Problem statement ▸
Select all lines holding the word "Read" from the entries that follow.

Exercise inputs ▸
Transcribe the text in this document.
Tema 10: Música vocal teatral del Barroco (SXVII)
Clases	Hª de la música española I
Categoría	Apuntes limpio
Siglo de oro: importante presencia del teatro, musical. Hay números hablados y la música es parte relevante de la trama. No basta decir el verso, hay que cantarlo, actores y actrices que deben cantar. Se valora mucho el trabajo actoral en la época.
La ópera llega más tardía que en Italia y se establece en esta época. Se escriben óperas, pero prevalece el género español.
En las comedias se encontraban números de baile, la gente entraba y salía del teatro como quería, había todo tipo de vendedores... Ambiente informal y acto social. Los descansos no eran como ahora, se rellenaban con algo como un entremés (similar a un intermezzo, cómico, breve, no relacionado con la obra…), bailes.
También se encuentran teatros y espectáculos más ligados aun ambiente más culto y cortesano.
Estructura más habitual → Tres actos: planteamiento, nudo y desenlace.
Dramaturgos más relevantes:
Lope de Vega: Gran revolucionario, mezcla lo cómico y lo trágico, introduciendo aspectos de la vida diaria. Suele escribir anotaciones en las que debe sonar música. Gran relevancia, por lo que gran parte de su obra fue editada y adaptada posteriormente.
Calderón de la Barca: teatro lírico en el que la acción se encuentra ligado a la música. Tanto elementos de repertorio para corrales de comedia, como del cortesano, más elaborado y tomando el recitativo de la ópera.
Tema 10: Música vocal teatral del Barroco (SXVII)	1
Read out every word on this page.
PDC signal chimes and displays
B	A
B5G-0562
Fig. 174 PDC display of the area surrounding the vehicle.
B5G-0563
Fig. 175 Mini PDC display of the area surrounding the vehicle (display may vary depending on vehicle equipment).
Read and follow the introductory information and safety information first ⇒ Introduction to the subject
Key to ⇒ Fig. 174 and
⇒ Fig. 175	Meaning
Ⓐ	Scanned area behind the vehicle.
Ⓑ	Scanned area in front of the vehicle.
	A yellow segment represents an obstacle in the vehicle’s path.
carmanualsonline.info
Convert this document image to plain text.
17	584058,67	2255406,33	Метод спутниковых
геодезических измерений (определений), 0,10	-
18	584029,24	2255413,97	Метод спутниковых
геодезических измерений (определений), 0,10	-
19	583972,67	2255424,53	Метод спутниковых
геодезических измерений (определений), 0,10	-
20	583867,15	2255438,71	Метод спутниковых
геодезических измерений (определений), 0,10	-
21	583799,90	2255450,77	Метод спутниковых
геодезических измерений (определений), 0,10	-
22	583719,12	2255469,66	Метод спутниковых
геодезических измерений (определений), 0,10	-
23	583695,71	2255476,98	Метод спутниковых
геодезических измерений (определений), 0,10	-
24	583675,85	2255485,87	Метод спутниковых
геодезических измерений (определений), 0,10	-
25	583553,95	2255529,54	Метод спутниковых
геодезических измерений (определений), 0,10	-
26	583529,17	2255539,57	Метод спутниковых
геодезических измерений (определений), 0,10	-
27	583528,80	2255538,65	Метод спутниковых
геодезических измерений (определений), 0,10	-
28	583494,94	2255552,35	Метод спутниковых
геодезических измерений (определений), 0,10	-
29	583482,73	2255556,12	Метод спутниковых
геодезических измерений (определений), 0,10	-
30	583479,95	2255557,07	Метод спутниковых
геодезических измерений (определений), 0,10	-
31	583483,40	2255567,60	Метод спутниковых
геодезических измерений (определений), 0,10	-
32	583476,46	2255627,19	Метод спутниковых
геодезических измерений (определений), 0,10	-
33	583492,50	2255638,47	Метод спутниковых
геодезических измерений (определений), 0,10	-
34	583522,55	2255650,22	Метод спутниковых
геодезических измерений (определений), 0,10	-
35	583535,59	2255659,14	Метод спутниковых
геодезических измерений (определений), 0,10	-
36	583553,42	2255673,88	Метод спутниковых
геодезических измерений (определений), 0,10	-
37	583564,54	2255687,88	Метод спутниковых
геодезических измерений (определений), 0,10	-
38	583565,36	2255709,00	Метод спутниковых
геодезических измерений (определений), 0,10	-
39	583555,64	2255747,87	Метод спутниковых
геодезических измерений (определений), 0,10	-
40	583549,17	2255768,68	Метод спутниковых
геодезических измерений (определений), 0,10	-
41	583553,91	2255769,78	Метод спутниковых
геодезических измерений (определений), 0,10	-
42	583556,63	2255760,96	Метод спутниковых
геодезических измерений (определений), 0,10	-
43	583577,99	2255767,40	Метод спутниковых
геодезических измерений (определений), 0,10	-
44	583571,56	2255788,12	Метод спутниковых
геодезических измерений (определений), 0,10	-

--

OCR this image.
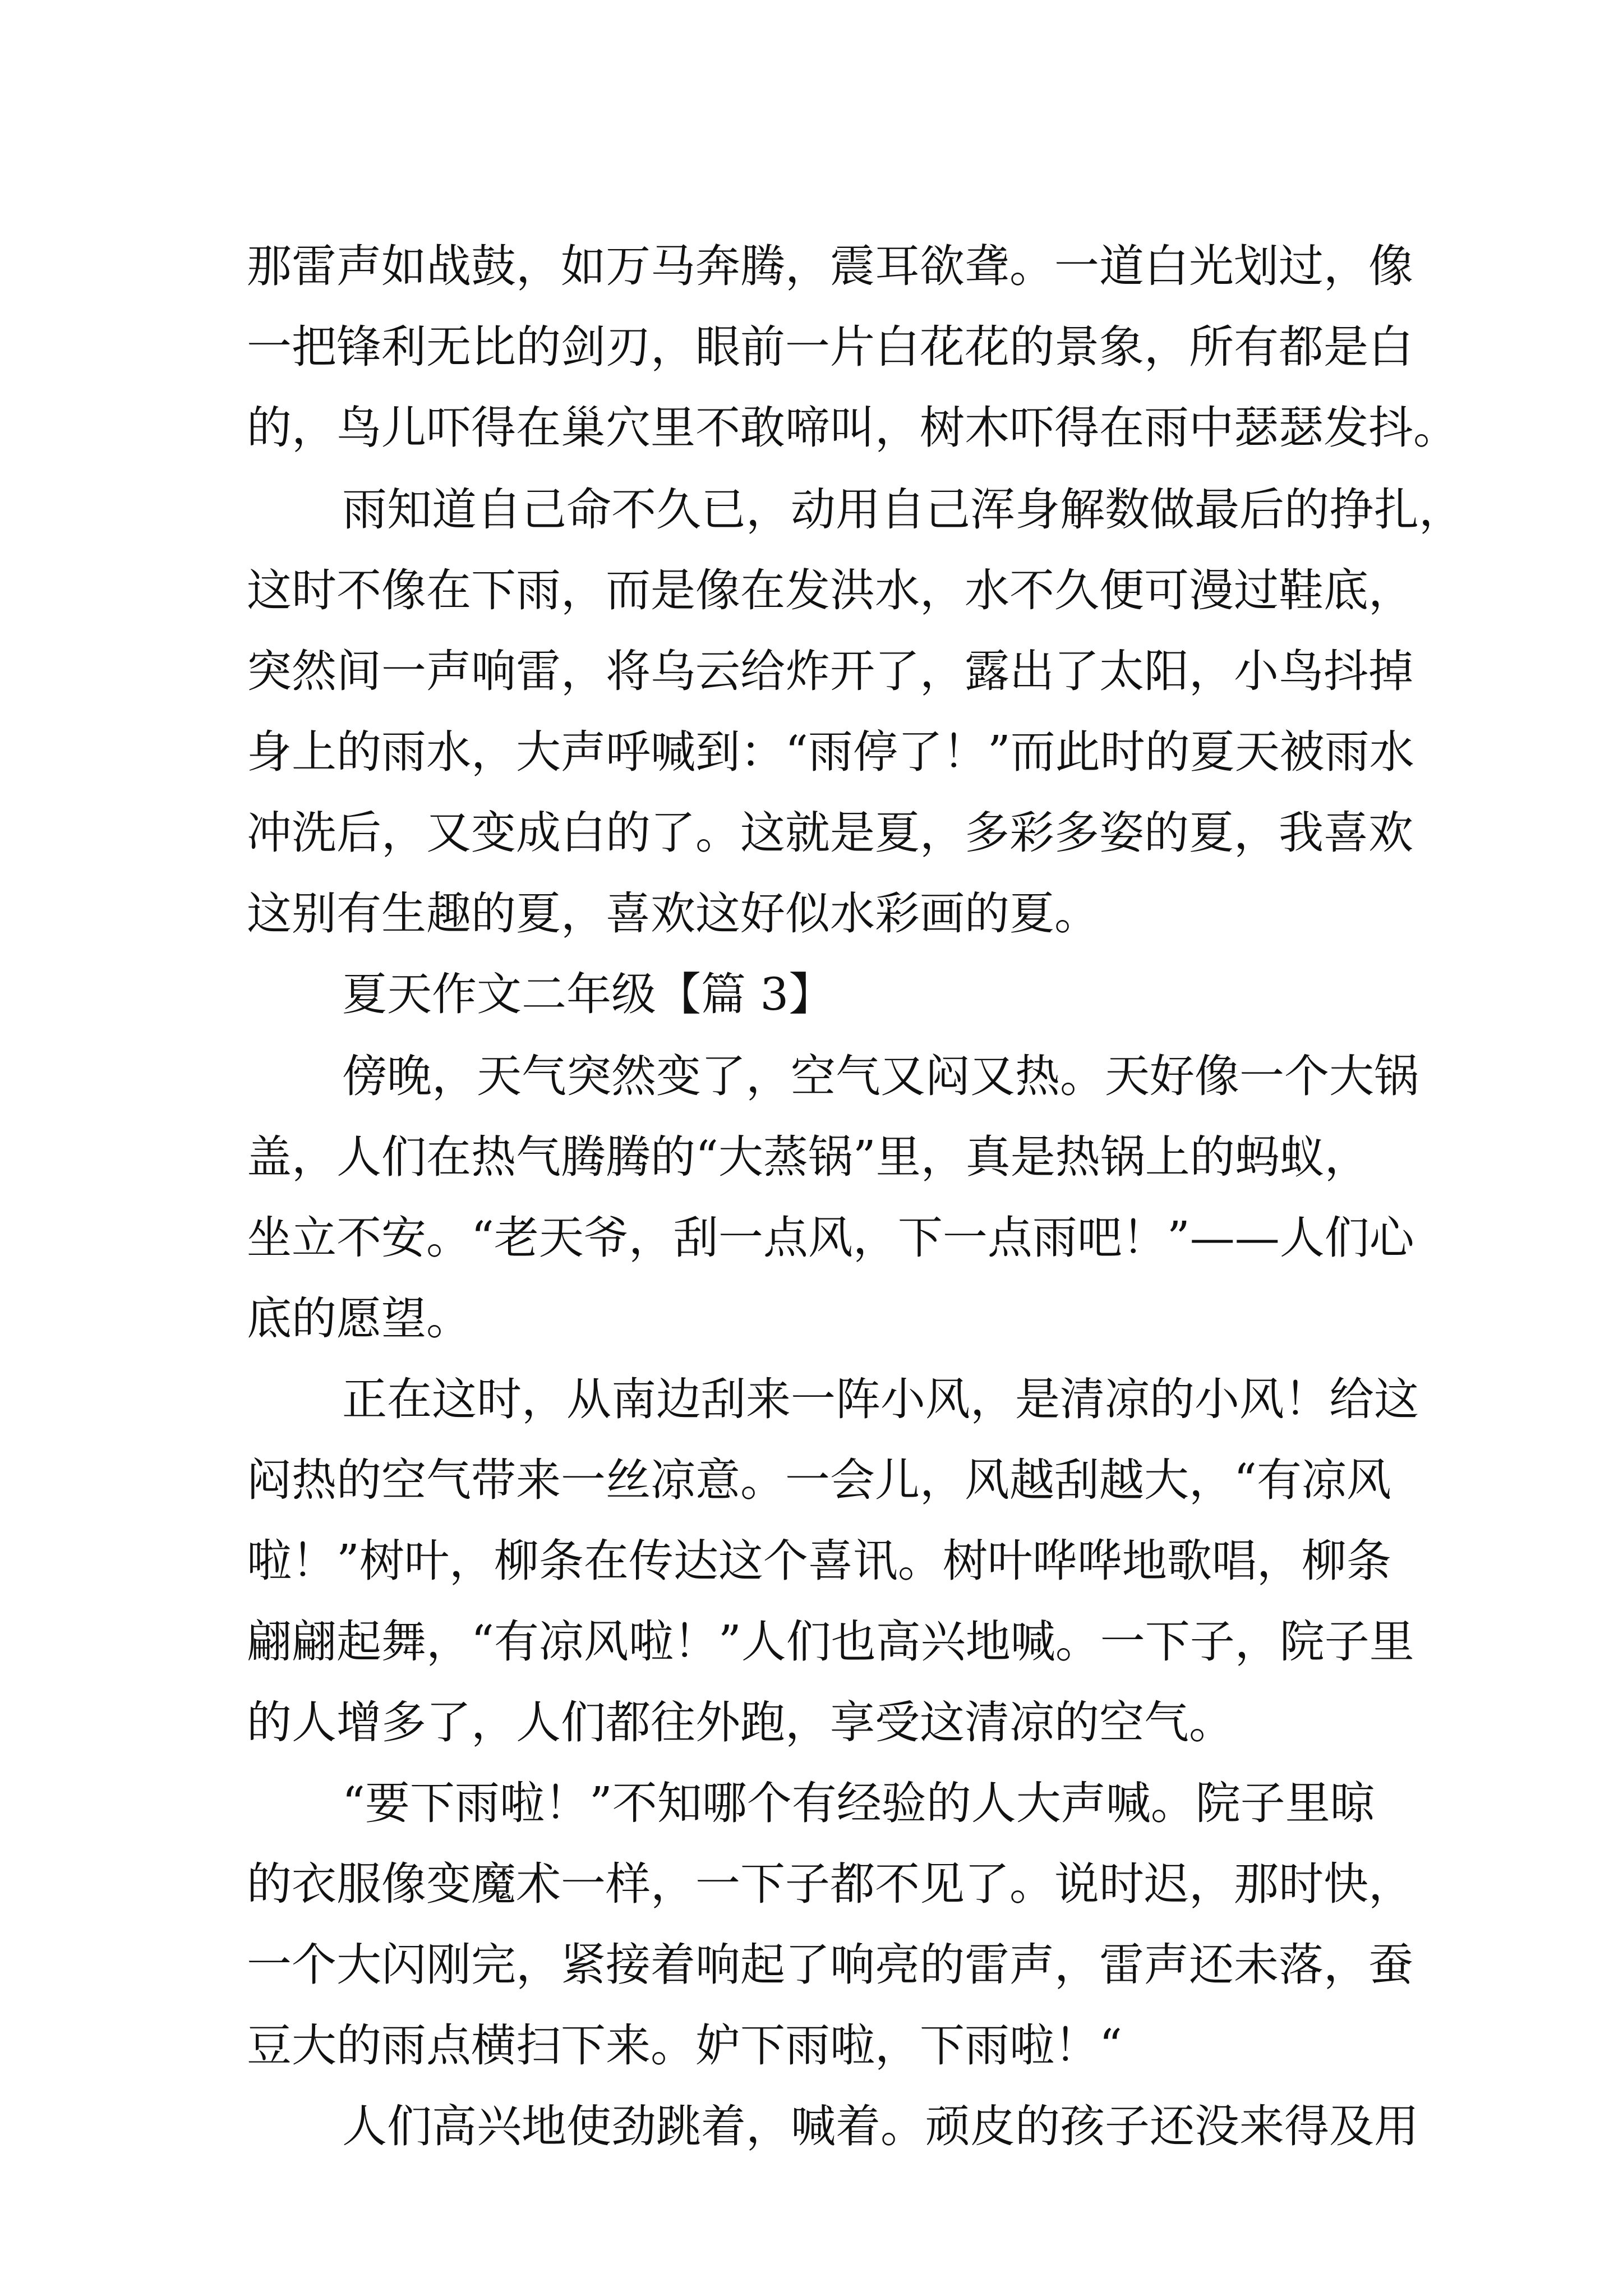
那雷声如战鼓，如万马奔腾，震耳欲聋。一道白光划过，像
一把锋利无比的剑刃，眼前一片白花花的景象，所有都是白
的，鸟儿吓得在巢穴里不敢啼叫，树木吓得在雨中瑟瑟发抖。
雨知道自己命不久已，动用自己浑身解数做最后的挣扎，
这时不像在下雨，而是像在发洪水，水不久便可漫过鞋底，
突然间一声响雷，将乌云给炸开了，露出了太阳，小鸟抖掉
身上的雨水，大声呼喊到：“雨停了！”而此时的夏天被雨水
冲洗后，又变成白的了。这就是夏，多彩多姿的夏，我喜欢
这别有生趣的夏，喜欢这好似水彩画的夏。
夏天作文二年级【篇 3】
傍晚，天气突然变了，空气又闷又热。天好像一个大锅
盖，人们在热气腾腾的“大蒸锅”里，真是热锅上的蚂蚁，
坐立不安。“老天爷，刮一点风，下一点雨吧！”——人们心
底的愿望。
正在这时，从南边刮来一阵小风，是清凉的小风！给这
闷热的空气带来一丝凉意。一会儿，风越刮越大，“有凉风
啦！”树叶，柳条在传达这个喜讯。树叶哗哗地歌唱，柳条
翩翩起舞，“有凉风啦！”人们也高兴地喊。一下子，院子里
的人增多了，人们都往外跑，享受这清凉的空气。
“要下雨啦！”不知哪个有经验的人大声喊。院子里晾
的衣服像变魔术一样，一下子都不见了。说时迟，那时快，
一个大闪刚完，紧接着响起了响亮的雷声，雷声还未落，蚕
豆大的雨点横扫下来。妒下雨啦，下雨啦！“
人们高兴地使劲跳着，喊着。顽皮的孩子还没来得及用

---

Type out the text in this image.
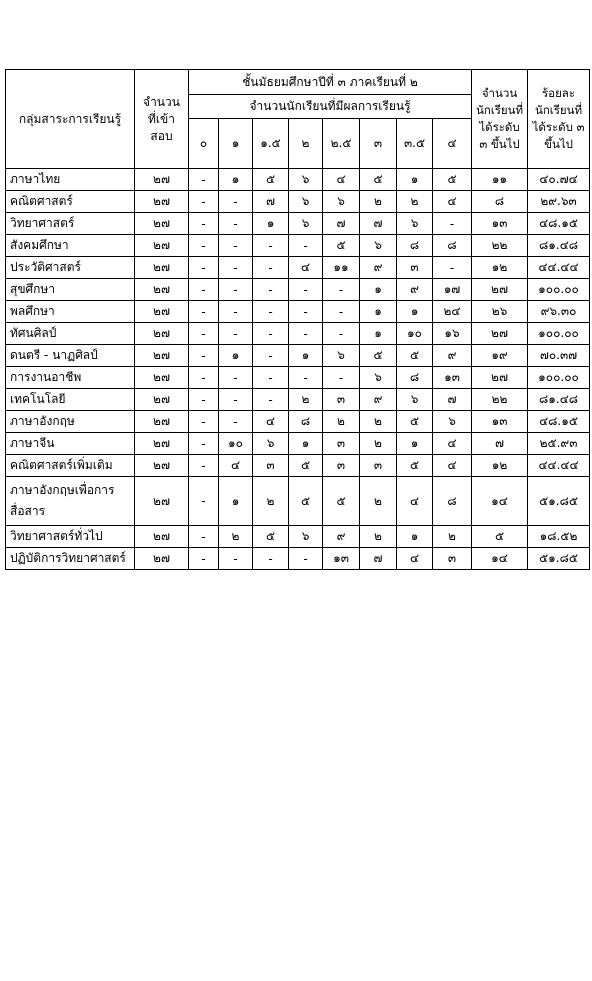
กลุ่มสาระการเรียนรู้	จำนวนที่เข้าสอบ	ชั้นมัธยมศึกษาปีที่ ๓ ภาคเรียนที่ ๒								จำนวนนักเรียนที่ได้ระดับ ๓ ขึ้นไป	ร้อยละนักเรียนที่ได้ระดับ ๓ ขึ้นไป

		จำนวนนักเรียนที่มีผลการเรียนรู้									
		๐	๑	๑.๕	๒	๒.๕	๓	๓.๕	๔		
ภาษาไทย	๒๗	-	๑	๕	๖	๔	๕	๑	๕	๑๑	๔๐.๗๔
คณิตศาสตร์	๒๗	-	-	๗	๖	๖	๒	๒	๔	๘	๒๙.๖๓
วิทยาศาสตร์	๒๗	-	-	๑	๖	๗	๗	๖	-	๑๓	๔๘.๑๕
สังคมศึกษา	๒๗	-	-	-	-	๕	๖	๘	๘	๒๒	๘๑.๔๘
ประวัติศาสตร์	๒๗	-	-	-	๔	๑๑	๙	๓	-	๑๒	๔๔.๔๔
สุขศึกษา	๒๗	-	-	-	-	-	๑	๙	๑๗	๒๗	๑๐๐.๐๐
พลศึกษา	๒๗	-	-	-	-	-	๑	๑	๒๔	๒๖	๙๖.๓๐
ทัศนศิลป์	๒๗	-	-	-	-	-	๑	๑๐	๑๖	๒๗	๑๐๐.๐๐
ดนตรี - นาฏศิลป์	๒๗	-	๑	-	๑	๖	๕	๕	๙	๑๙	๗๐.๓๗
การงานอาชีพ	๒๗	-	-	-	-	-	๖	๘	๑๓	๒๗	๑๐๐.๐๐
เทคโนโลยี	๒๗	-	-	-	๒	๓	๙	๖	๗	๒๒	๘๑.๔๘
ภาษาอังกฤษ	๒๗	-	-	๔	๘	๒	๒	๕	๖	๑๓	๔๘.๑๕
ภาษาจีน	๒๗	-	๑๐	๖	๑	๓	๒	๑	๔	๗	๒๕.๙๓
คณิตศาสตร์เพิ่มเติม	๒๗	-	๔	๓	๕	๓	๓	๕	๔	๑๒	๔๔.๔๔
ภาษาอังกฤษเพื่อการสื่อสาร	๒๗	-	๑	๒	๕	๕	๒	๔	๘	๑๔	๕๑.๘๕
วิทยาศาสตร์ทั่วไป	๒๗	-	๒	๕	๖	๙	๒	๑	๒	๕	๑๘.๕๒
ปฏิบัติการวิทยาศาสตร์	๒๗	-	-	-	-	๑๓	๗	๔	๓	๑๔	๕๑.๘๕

Answer ▸
Read out every word on this page.
Read and follow the introductory information and safety information first ⇒ Introduction to the subject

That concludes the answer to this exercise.